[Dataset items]
# # # # #

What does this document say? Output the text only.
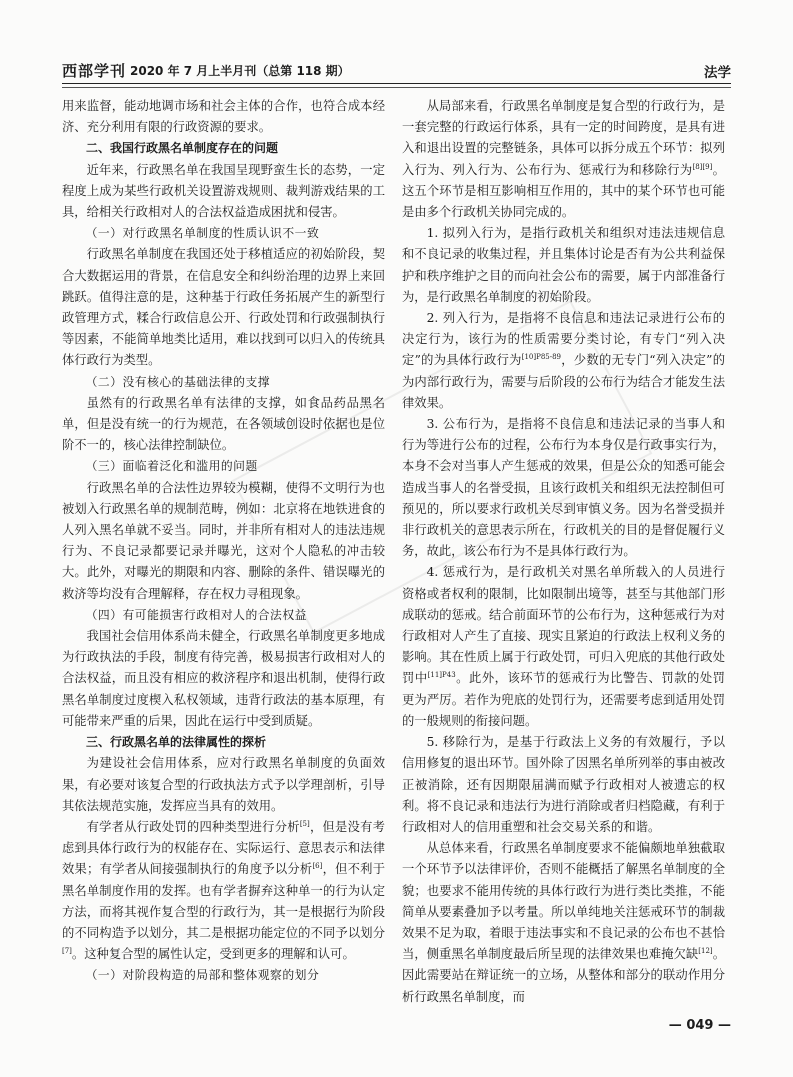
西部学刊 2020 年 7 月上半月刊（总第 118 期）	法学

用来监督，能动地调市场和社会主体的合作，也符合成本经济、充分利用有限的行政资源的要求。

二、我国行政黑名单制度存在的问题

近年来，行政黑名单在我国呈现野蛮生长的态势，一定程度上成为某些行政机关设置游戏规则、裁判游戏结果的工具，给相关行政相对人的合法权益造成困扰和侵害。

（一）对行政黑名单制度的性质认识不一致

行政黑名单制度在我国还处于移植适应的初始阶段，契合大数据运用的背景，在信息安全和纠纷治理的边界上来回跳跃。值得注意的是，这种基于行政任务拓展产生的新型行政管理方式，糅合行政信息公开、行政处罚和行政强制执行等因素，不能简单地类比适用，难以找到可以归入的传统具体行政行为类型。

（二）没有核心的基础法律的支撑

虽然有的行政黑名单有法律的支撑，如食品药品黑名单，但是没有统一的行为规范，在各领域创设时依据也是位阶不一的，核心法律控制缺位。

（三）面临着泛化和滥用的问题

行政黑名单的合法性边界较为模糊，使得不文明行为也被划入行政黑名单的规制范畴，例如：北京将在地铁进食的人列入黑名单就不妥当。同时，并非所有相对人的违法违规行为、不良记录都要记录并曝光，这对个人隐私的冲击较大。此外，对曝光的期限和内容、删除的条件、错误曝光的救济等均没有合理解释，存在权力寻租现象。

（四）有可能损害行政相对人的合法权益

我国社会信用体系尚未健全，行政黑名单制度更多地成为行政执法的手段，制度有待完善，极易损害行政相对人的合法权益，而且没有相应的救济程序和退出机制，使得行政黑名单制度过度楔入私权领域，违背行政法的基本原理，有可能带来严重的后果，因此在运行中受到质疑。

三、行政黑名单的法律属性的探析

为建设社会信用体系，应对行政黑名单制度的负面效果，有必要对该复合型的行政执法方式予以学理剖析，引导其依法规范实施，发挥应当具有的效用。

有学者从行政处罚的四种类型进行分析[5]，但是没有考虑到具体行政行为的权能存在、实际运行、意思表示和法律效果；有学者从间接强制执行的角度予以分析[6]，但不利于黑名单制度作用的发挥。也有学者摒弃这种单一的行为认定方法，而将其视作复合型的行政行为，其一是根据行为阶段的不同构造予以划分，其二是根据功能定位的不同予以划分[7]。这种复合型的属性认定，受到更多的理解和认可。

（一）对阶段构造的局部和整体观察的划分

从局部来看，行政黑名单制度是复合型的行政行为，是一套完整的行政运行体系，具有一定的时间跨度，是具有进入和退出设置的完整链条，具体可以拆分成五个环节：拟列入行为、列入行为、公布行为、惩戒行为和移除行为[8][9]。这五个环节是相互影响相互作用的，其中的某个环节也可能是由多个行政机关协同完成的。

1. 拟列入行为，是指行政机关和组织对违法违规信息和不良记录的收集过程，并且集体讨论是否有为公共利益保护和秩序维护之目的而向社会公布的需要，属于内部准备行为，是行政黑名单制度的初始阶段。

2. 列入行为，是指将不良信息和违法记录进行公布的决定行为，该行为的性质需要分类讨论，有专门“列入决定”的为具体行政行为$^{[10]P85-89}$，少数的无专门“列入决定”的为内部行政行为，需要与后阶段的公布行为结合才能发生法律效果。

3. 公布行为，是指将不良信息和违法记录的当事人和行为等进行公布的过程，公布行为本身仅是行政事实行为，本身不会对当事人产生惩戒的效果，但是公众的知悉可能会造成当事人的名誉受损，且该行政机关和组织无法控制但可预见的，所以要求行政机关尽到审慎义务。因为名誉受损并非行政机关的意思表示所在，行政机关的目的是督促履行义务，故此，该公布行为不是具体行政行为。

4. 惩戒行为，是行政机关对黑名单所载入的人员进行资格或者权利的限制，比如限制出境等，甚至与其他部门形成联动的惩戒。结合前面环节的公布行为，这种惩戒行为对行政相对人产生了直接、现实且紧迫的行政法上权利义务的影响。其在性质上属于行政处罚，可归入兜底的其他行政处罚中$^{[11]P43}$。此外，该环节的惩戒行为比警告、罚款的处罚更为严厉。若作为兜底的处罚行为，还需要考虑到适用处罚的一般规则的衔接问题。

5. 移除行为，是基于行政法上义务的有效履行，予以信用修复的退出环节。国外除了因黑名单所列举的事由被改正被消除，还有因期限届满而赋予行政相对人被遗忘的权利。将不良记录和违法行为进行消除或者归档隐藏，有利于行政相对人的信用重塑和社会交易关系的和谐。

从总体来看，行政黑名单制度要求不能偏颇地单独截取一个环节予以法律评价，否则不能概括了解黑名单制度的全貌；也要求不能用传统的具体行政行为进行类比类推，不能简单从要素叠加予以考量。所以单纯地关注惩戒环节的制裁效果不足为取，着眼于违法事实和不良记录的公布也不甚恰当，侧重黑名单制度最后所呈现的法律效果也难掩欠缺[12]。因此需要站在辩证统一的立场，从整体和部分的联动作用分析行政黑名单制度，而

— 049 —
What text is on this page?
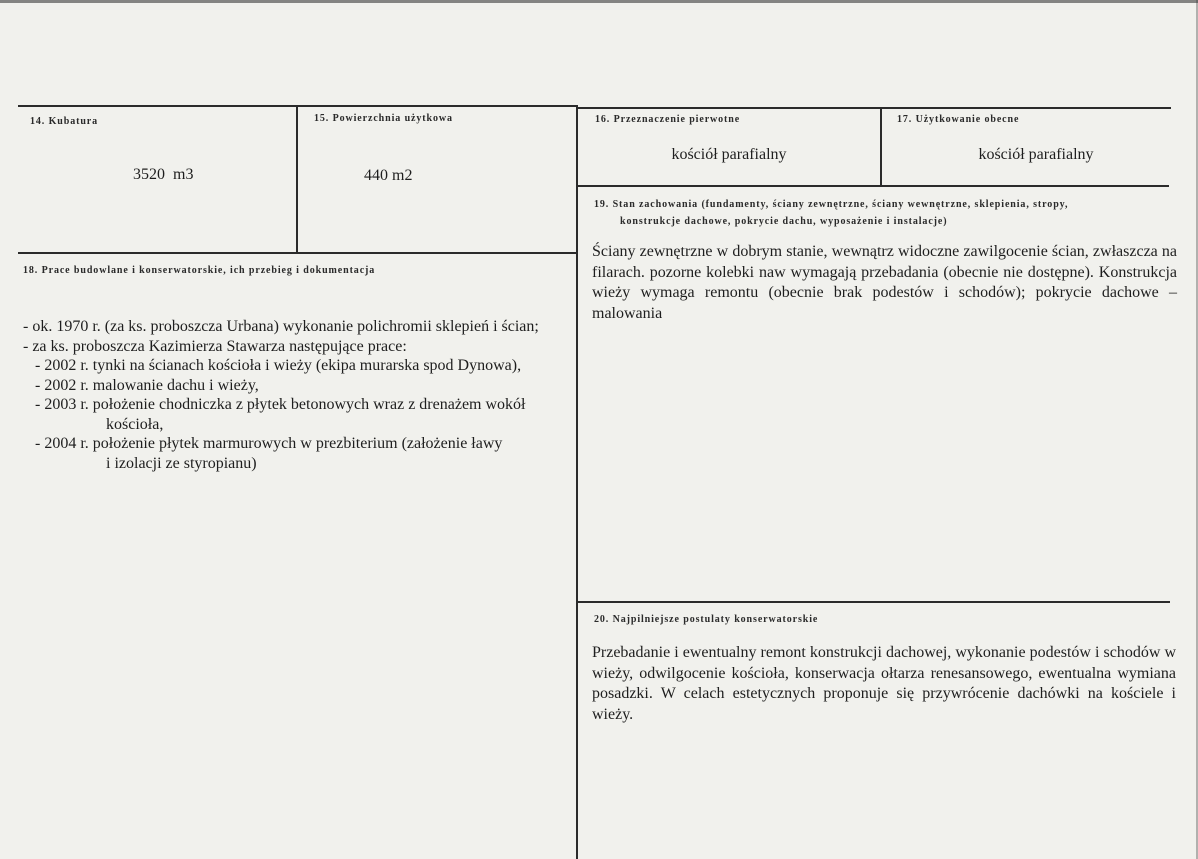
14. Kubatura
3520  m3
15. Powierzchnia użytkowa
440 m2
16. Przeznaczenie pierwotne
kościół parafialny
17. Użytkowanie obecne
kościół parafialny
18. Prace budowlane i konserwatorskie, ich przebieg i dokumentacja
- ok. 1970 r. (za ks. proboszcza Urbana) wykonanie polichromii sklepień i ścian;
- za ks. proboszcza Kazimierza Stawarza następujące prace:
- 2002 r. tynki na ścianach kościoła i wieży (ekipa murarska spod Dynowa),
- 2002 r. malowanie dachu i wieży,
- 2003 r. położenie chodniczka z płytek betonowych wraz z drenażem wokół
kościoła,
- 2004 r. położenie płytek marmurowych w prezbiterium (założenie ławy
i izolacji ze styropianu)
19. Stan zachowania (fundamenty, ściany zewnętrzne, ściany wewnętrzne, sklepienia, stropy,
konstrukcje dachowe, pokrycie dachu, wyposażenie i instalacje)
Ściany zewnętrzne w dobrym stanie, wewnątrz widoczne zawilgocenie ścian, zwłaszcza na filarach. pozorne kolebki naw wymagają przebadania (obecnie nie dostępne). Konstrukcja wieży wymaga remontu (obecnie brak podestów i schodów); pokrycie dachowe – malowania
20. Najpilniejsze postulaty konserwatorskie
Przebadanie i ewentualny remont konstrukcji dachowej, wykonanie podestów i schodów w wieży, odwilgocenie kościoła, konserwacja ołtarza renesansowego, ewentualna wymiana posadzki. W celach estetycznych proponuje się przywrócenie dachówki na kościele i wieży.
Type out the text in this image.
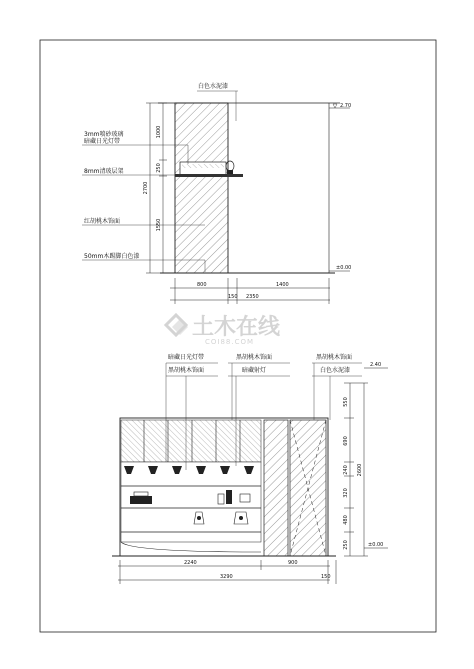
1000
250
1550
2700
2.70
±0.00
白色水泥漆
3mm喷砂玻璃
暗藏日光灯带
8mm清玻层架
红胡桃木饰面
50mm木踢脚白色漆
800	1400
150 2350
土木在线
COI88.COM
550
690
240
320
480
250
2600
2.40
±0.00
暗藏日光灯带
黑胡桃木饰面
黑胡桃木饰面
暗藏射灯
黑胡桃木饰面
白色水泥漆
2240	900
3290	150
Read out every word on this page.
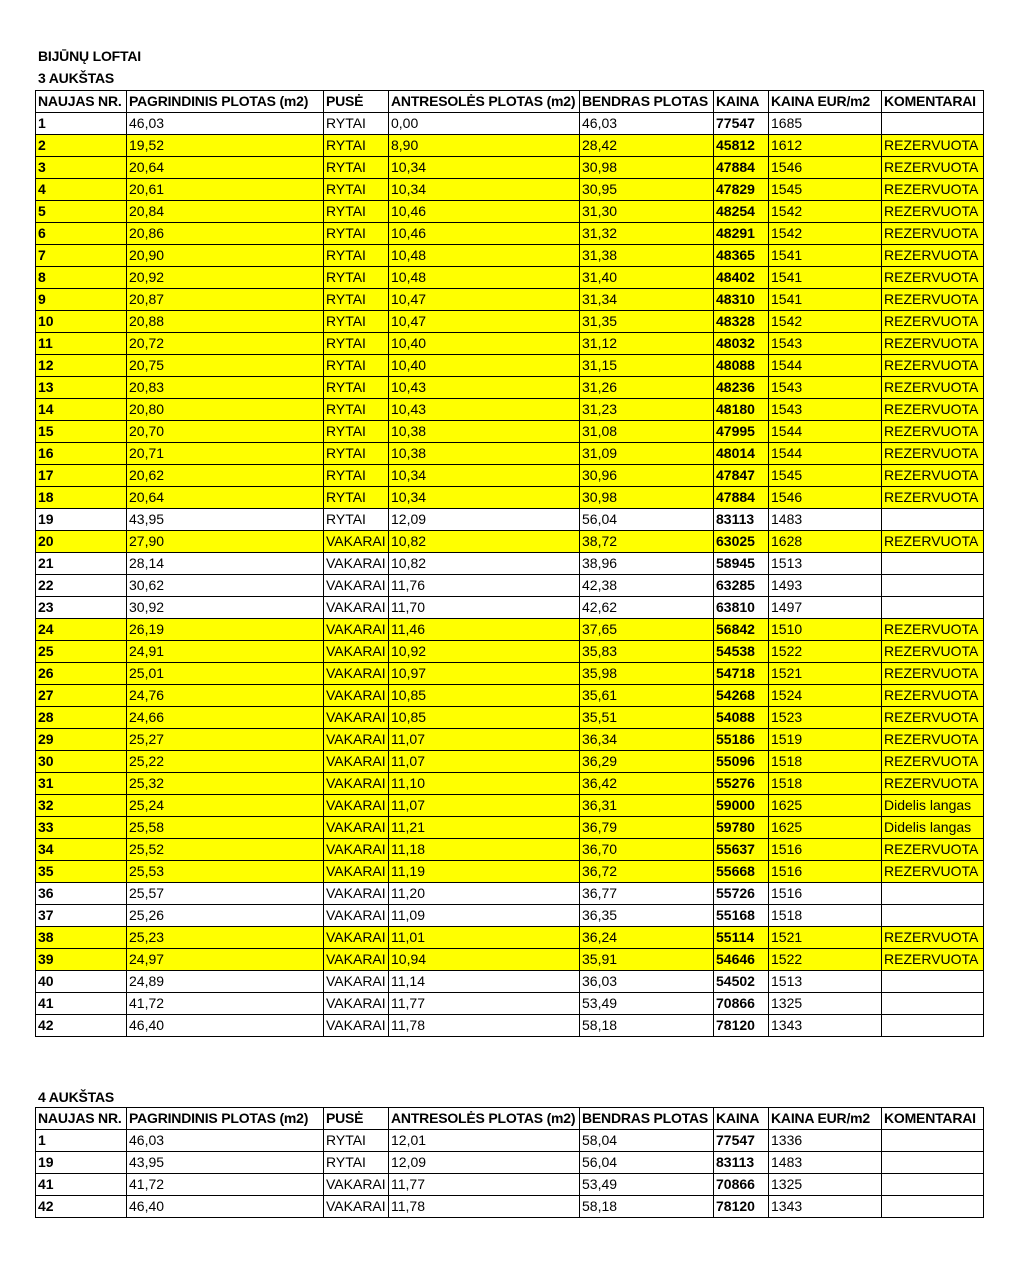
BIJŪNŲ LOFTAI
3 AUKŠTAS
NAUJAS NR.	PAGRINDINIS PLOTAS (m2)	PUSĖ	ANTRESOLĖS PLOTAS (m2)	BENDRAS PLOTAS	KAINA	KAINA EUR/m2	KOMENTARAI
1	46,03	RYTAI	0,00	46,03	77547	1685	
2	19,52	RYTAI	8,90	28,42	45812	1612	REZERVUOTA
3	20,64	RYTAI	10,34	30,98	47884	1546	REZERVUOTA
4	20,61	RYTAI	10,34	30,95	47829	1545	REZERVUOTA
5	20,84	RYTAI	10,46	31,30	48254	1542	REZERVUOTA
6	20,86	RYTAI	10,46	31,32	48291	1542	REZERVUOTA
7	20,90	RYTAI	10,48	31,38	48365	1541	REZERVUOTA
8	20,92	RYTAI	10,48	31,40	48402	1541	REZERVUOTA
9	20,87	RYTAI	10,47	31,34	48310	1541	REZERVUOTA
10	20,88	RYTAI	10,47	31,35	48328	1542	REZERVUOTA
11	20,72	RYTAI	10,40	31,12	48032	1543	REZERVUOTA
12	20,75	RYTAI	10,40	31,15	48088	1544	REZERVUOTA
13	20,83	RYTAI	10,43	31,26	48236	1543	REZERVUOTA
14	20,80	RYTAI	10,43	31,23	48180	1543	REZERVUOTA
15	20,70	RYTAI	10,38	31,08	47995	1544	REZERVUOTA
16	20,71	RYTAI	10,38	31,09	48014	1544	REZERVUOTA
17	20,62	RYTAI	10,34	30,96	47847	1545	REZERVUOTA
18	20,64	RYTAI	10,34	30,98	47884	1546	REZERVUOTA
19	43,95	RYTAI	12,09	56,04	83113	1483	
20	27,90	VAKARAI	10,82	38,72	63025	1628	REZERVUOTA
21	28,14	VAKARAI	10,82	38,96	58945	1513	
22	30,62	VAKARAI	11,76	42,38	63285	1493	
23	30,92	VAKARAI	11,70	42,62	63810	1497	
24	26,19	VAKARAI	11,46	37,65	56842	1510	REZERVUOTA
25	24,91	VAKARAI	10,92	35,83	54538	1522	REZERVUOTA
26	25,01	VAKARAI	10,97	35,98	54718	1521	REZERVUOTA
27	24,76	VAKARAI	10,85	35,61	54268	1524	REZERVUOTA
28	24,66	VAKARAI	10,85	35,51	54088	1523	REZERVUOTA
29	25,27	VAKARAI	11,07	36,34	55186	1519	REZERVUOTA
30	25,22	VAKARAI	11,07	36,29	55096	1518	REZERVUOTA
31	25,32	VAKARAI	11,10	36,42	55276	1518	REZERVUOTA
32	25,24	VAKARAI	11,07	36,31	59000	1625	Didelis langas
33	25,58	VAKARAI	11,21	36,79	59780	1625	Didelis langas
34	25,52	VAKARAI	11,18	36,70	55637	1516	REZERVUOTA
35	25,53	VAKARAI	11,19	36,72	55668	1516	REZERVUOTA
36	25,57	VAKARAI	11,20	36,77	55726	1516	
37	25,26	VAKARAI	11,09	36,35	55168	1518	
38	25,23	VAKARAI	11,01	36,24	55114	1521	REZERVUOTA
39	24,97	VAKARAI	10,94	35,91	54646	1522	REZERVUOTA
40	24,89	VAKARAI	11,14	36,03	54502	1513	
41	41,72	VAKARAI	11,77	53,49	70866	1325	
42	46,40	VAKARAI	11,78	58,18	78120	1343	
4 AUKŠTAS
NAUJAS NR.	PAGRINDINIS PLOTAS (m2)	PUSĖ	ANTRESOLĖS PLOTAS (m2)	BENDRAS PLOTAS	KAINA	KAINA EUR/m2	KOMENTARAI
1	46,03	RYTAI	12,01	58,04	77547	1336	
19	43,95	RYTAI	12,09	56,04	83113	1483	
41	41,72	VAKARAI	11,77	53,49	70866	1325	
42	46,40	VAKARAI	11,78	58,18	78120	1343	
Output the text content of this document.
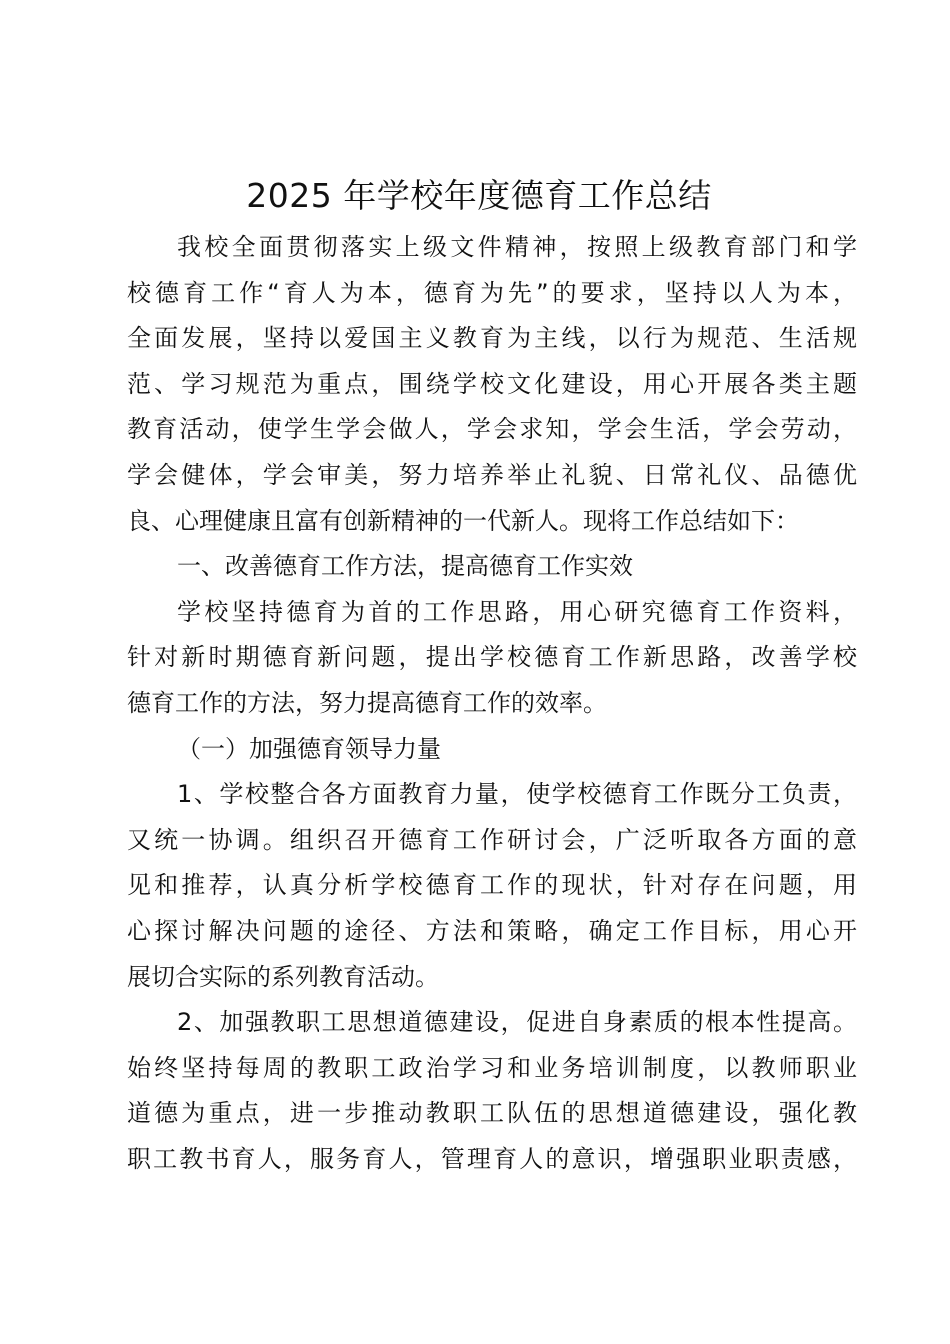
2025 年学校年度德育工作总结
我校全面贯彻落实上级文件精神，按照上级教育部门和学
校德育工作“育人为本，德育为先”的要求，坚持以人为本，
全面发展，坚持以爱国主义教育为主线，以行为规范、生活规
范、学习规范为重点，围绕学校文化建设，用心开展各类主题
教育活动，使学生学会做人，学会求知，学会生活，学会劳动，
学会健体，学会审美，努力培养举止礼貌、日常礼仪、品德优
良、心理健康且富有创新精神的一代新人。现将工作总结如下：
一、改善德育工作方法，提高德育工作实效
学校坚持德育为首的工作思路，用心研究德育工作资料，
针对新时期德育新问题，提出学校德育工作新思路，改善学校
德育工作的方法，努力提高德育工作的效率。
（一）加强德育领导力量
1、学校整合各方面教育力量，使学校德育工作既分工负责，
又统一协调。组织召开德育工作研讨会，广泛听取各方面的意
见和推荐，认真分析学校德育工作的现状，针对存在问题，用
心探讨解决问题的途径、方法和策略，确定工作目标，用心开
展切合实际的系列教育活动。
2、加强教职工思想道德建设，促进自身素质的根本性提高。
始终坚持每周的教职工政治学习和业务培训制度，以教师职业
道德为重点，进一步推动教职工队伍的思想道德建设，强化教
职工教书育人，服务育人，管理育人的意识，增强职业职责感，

# # # # #

Required work —
Copy, exactly and exclusively, the lines beginning with the one that contains "Output the text content of this document." and ending with the last line of the listing; pictures are to be omitted.

Complete output —
Output the text content of this document.
2025 年学校年度德育工作总结
我校全面贯彻落实上级文件精神，按照上级教育部门和学
校德育工作“育人为本，德育为先”的要求，坚持以人为本，
全面发展，坚持以爱国主义教育为主线，以行为规范、生活规
范、学习规范为重点，围绕学校文化建设，用心开展各类主题
教育活动，使学生学会做人，学会求知，学会生活，学会劳动，
学会健体，学会审美，努力培养举止礼貌、日常礼仪、品德优
良、心理健康且富有创新精神的一代新人。现将工作总结如下：
一、改善德育工作方法，提高德育工作实效
学校坚持德育为首的工作思路，用心研究德育工作资料，
针对新时期德育新问题，提出学校德育工作新思路，改善学校
德育工作的方法，努力提高德育工作的效率。
（一）加强德育领导力量
1、学校整合各方面教育力量，使学校德育工作既分工负责，
又统一协调。组织召开德育工作研讨会，广泛听取各方面的意
见和推荐，认真分析学校德育工作的现状，针对存在问题，用
心探讨解决问题的途径、方法和策略，确定工作目标，用心开
展切合实际的系列教育活动。
2、加强教职工思想道德建设，促进自身素质的根本性提高。
始终坚持每周的教职工政治学习和业务培训制度，以教师职业
道德为重点，进一步推动教职工队伍的思想道德建设，强化教
职工教书育人，服务育人，管理育人的意识，增强职业职责感，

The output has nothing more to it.